BEGIN Exercise data

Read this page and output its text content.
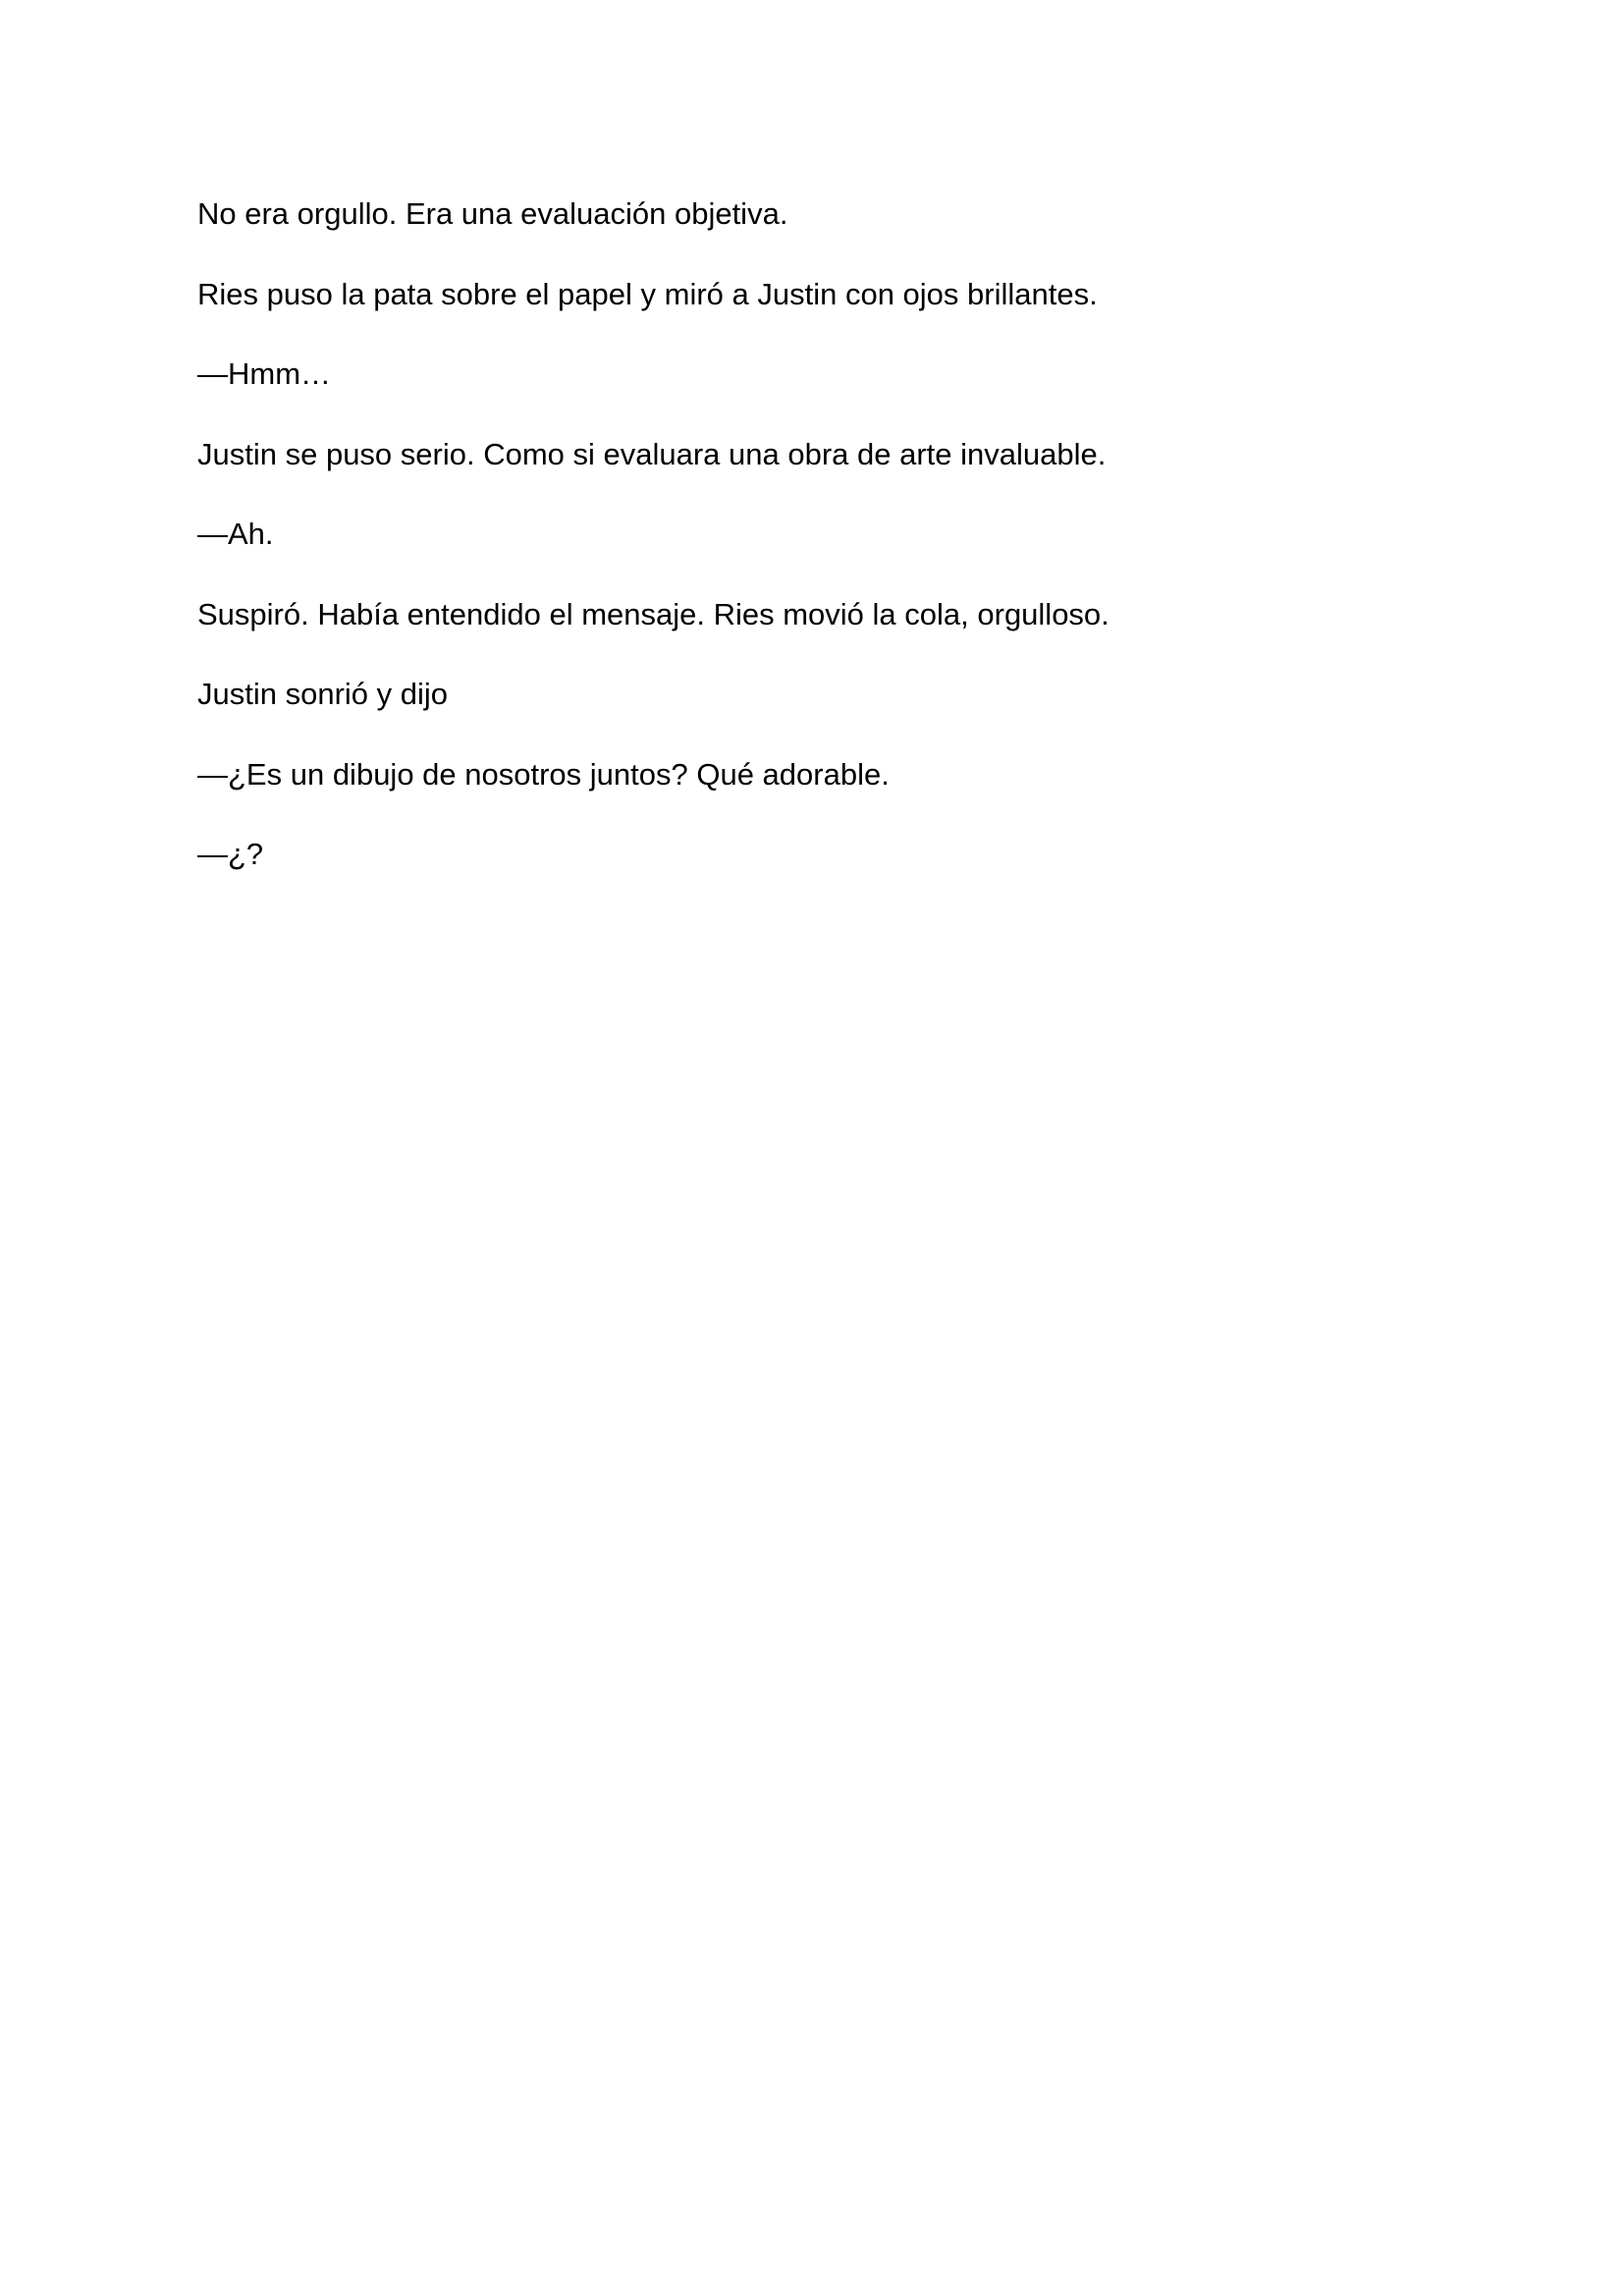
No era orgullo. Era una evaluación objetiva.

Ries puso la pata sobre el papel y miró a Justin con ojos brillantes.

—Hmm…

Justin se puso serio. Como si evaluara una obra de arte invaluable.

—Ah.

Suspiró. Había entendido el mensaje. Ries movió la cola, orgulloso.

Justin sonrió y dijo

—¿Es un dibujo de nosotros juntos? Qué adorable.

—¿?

END Exercise data

Work to do
Identify the lines that contain the string "Justin", and copy every one of them.

Answer for this exercise
Ries puso la pata sobre el papel y miró a Justin con ojos brillantes.
Justin se puso serio. Como si evaluara una obra de arte invaluable.
Justin sonrió y dijo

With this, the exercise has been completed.